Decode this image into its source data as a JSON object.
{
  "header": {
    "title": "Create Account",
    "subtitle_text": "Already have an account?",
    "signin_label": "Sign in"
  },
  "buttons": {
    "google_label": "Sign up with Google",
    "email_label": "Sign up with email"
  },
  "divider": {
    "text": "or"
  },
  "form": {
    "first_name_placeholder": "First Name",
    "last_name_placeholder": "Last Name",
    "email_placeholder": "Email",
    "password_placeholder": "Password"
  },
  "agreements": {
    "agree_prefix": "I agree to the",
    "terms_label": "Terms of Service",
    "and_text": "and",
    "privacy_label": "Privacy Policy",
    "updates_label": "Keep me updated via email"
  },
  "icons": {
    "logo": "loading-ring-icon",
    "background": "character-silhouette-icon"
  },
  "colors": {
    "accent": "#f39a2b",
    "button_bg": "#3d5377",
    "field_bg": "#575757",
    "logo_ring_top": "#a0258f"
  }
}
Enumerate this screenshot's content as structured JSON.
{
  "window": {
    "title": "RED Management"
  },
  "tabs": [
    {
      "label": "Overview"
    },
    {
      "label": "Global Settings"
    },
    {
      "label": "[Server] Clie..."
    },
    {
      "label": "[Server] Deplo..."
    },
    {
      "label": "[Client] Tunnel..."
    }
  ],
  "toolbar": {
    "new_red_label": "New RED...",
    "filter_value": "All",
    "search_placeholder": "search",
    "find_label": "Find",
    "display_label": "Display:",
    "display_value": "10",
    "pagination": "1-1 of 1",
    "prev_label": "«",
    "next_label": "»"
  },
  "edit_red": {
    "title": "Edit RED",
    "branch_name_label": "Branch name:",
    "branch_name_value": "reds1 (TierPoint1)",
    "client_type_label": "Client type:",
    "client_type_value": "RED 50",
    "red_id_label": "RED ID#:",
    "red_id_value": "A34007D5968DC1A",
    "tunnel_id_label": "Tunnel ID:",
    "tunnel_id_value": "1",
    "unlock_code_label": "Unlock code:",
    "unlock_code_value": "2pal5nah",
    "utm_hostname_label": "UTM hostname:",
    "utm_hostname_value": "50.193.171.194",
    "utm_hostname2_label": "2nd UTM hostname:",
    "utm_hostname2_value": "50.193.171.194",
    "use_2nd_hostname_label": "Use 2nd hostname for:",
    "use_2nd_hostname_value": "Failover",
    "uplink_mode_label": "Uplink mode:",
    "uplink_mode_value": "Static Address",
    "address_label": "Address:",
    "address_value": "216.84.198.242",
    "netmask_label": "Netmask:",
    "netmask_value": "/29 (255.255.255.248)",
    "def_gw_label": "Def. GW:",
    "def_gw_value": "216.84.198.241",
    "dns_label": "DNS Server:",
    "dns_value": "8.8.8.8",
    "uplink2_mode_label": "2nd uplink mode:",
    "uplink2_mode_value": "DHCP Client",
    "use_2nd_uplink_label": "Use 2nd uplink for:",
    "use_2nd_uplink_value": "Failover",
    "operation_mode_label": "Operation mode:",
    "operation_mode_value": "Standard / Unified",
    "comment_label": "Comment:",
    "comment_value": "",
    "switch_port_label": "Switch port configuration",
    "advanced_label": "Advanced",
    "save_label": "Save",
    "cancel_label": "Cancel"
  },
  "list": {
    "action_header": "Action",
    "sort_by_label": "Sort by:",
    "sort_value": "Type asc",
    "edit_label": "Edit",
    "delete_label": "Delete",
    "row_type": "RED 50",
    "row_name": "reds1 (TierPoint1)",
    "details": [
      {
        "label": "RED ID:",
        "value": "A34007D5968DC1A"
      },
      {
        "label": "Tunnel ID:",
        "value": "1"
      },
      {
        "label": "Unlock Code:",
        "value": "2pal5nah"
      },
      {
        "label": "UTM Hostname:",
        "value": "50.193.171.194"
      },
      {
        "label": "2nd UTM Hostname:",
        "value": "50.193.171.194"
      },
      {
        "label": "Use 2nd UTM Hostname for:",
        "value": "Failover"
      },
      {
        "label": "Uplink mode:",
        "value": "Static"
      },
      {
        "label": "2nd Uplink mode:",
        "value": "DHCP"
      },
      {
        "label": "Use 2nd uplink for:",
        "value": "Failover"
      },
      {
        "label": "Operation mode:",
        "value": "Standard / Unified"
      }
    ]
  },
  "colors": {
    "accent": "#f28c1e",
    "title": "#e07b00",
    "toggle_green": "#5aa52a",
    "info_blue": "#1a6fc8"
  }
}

◆ ◆ ◆ ◆

#### [TASK STATEMENT]
Please set down all the data word for word.

#### [WRITTEN ANSWER]
Decode this image into its source data as a JSON object.
{
  "header": {
    "title": "Create Account",
    "subtitle_text": "Already have an account?",
    "signin_label": "Sign in"
  },
  "buttons": {
    "google_label": "Sign up with Google",
    "email_label": "Sign up with email"
  },
  "divider": {
    "text": "or"
  },
  "form": {
    "first_name_placeholder": "First Name",
    "last_name_placeholder": "Last Name",
    "email_placeholder": "Email",
    "password_placeholder": "Password"
  },
  "agreements": {
    "agree_prefix": "I agree to the",
    "terms_label": "Terms of Service",
    "and_text": "and",
    "privacy_label": "Privacy Policy",
    "updates_label": "Keep me updated via email"
  },
  "icons": {
    "logo": "loading-ring-icon",
    "background": "character-silhouette-icon"
  },
  "colors": {
    "accent": "#f39a2b",
    "button_bg": "#3d5377",
    "field_bg": "#575757",
    "logo_ring_top": "#a0258f"
  }
}
Enumerate this screenshot's content as structured JSON.
{
  "window": {
    "title": "RED Management"
  },
  "tabs": [
    {
      "label": "Overview"
    },
    {
      "label": "Global Settings"
    },
    {
      "label": "[Server] Clie..."
    },
    {
      "label": "[Server] Deplo..."
    },
    {
      "label": "[Client] Tunnel..."
    }
  ],
  "toolbar": {
    "new_red_label": "New RED...",
    "filter_value": "All",
    "search_placeholder": "search",
    "find_label": "Find",
    "display_label": "Display:",
    "display_value": "10",
    "pagination": "1-1 of 1",
    "prev_label": "«",
    "next_label": "»"
  },
  "edit_red": {
    "title": "Edit RED",
    "branch_name_label": "Branch name:",
    "branch_name_value": "reds1 (TierPoint1)",
    "client_type_label": "Client type:",
    "client_type_value": "RED 50",
    "red_id_label": "RED ID#:",
    "red_id_value": "A34007D5968DC1A",
    "tunnel_id_label": "Tunnel ID:",
    "tunnel_id_value": "1",
    "unlock_code_label": "Unlock code:",
    "unlock_code_value": "2pal5nah",
    "utm_hostname_label": "UTM hostname:",
    "utm_hostname_value": "50.193.171.194",
    "utm_hostname2_label": "2nd UTM hostname:",
    "utm_hostname2_value": "50.193.171.194",
    "use_2nd_hostname_label": "Use 2nd hostname for:",
    "use_2nd_hostname_value": "Failover",
    "uplink_mode_label": "Uplink mode:",
    "uplink_mode_value": "Static Address",
    "address_label": "Address:",
    "address_value": "216.84.198.242",
    "netmask_label": "Netmask:",
    "netmask_value": "/29 (255.255.255.248)",
    "def_gw_label": "Def. GW:",
    "def_gw_value": "216.84.198.241",
    "dns_label": "DNS Server:",
    "dns_value": "8.8.8.8",
    "uplink2_mode_label": "2nd uplink mode:",
    "uplink2_mode_value": "DHCP Client",
    "use_2nd_uplink_label": "Use 2nd uplink for:",
    "use_2nd_uplink_value": "Failover",
    "operation_mode_label": "Operation mode:",
    "operation_mode_value": "Standard / Unified",
    "comment_label": "Comment:",
    "comment_value": "",
    "switch_port_label": "Switch port configuration",
    "advanced_label": "Advanced",
    "save_label": "Save",
    "cancel_label": "Cancel"
  },
  "list": {
    "action_header": "Action",
    "sort_by_label": "Sort by:",
    "sort_value": "Type asc",
    "edit_label": "Edit",
    "delete_label": "Delete",
    "row_type": "RED 50",
    "row_name": "reds1 (TierPoint1)",
    "details": [
      {
        "label": "RED ID:",
        "value": "A34007D5968DC1A"
      },
      {
        "label": "Tunnel ID:",
        "value": "1"
      },
      {
        "label": "Unlock Code:",
        "value": "2pal5nah"
      },
      {
        "label": "UTM Hostname:",
        "value": "50.193.171.194"
      },
      {
        "label": "2nd UTM Hostname:",
        "value": "50.193.171.194"
      },
      {
        "label": "Use 2nd UTM Hostname for:",
        "value": "Failover"
      },
      {
        "label": "Uplink mode:",
        "value": "Static"
      },
      {
        "label": "2nd Uplink mode:",
        "value": "DHCP"
      },
      {
        "label": "Use 2nd uplink for:",
        "value": "Failover"
      },
      {
        "label": "Operation mode:",
        "value": "Standard / Unified"
      }
    ]
  },
  "colors": {
    "accent": "#f28c1e",
    "title": "#e07b00",
    "toggle_green": "#5aa52a",
    "info_blue": "#1a6fc8"
  }
}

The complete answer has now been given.